◆ PROBLEM STATEMENT: Write out the listing below again, precisely as it is given.
>> start
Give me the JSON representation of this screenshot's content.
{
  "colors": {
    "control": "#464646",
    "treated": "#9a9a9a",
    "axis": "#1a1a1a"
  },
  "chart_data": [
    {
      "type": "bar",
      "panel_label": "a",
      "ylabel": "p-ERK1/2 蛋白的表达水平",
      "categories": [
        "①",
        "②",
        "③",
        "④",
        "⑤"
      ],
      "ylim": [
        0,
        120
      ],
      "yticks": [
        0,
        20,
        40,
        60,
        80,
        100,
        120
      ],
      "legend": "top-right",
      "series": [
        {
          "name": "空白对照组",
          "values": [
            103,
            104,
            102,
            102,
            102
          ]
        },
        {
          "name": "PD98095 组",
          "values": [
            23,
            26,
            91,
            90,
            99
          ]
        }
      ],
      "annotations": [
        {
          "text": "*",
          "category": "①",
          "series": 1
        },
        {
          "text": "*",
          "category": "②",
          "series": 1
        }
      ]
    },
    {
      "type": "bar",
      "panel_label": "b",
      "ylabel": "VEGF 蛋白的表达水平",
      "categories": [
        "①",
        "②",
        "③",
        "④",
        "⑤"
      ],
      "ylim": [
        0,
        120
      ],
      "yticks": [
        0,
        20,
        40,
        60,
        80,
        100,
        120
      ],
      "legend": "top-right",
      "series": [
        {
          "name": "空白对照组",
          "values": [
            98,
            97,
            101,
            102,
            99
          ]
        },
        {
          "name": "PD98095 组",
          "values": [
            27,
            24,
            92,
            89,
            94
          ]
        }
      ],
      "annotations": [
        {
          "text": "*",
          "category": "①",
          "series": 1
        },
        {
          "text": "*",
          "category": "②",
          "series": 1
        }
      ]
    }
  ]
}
>> end
◆ ANSWER:
Give me the JSON representation of this screenshot's content.
{
  "colors": {
    "control": "#464646",
    "treated": "#9a9a9a",
    "axis": "#1a1a1a"
  },
  "chart_data": [
    {
      "type": "bar",
      "panel_label": "a",
      "ylabel": "p-ERK1/2 蛋白的表达水平",
      "categories": [
        "①",
        "②",
        "③",
        "④",
        "⑤"
      ],
      "ylim": [
        0,
        120
      ],
      "yticks": [
        0,
        20,
        40,
        60,
        80,
        100,
        120
      ],
      "legend": "top-right",
      "series": [
        {
          "name": "空白对照组",
          "values": [
            103,
            104,
            102,
            102,
            102
          ]
        },
        {
          "name": "PD98095 组",
          "values": [
            23,
            26,
            91,
            90,
            99
          ]
        }
      ],
      "annotations": [
        {
          "text": "*",
          "category": "①",
          "series": 1
        },
        {
          "text": "*",
          "category": "②",
          "series": 1
        }
      ]
    },
    {
      "type": "bar",
      "panel_label": "b",
      "ylabel": "VEGF 蛋白的表达水平",
      "categories": [
        "①",
        "②",
        "③",
        "④",
        "⑤"
      ],
      "ylim": [
        0,
        120
      ],
      "yticks": [
        0,
        20,
        40,
        60,
        80,
        100,
        120
      ],
      "legend": "top-right",
      "series": [
        {
          "name": "空白对照组",
          "values": [
            98,
            97,
            101,
            102,
            99
          ]
        },
        {
          "name": "PD98095 组",
          "values": [
            27,
            24,
            92,
            89,
            94
          ]
        }
      ],
      "annotations": [
        {
          "text": "*",
          "category": "①",
          "series": 1
        },
        {
          "text": "*",
          "category": "②",
          "series": 1
        }
      ]
    }
  ]
}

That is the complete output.